## Exercise brief
Extract, from the records beneath this instruction, each line that contains the word "values".

[Start Data]

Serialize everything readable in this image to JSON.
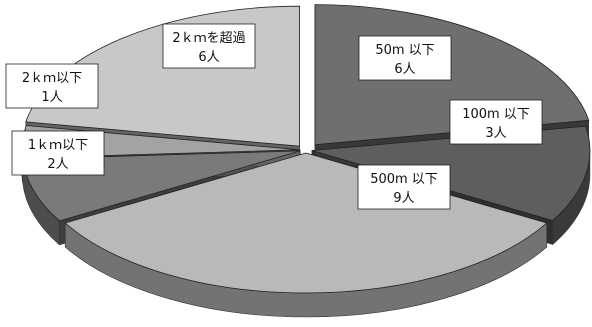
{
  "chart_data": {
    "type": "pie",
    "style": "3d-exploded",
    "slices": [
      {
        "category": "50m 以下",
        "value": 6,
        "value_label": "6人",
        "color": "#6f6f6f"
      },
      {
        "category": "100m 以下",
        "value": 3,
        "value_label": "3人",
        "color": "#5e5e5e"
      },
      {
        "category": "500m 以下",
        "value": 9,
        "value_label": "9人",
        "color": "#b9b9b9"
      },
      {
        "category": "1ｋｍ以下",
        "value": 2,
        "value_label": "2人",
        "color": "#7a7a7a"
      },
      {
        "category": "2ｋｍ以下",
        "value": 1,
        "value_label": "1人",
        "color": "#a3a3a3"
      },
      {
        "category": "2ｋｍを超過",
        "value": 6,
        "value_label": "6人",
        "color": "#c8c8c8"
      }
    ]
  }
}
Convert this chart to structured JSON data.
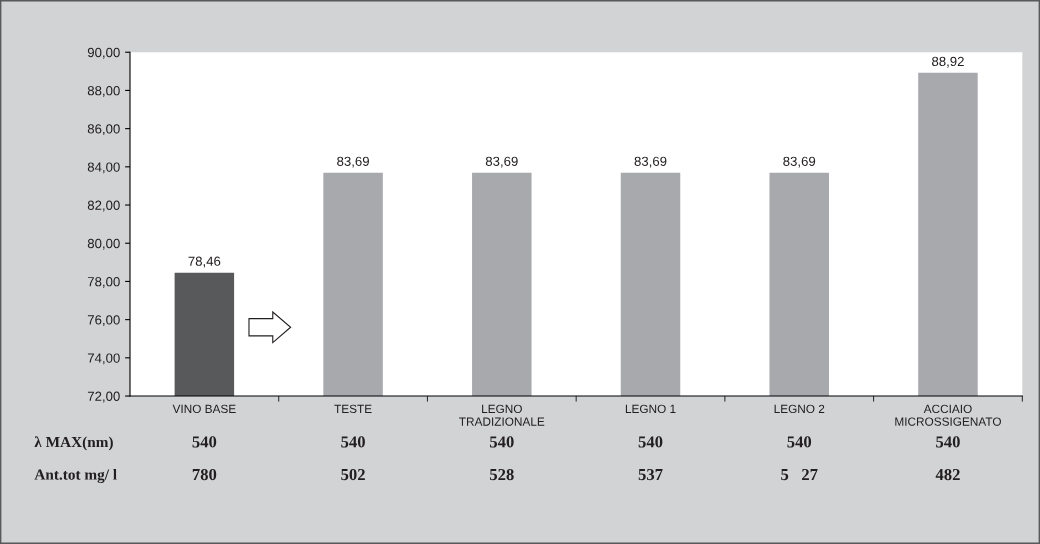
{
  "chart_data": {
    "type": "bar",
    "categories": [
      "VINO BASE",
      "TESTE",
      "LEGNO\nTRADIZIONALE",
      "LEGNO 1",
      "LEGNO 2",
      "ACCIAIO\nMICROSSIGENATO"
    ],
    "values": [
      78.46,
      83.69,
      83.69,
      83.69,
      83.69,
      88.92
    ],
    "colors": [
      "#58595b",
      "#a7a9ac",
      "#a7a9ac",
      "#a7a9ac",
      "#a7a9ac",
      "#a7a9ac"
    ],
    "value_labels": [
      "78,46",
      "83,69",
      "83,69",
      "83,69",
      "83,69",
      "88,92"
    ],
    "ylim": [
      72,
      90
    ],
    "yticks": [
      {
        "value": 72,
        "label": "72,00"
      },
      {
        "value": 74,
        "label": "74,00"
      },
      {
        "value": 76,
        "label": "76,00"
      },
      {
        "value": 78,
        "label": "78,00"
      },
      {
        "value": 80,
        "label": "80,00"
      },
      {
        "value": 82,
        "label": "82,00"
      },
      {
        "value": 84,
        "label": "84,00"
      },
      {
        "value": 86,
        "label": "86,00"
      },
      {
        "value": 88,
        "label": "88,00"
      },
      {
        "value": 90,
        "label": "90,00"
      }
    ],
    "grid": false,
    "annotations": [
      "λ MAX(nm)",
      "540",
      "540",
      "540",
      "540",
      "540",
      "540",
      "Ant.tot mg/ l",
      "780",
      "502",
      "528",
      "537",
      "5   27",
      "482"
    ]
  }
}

[End Data]
[Start Data]

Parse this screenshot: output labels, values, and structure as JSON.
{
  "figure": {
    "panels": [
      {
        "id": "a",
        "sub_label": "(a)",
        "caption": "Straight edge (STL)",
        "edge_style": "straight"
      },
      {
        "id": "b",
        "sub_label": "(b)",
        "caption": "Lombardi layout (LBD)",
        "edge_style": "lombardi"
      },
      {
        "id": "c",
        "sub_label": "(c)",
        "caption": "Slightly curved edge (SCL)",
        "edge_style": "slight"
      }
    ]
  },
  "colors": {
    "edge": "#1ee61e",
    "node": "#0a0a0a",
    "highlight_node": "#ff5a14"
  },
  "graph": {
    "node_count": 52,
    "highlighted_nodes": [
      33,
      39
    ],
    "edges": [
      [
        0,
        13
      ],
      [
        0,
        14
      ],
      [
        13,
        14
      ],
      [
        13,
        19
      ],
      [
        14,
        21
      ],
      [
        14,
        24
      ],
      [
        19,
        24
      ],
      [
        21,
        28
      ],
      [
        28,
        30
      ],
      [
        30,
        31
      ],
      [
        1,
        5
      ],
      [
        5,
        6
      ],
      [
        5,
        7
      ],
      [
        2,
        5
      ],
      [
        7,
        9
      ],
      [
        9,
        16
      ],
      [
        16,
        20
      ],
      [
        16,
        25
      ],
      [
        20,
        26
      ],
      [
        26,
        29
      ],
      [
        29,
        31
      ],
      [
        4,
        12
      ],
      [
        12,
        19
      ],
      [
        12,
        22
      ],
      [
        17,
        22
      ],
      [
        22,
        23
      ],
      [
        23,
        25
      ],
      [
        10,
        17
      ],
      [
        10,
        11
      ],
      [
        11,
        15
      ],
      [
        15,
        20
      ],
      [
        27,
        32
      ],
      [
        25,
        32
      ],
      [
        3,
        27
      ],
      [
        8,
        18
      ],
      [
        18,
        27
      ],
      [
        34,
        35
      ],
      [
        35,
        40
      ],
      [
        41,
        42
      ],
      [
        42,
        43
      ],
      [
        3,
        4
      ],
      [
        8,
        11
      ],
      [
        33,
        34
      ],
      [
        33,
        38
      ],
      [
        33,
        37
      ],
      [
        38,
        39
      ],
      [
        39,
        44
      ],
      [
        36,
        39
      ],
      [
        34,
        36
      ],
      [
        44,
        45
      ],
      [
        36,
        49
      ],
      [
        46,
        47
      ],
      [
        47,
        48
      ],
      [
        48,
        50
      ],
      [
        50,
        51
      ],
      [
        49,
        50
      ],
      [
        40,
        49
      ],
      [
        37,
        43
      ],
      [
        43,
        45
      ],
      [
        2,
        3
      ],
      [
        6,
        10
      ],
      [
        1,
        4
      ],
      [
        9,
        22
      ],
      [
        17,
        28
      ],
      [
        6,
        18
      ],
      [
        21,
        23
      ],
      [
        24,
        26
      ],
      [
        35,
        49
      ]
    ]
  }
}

[End Data]

## Final result
    "values": [
Parse this screenshot: output labels, values, and structure as JSON.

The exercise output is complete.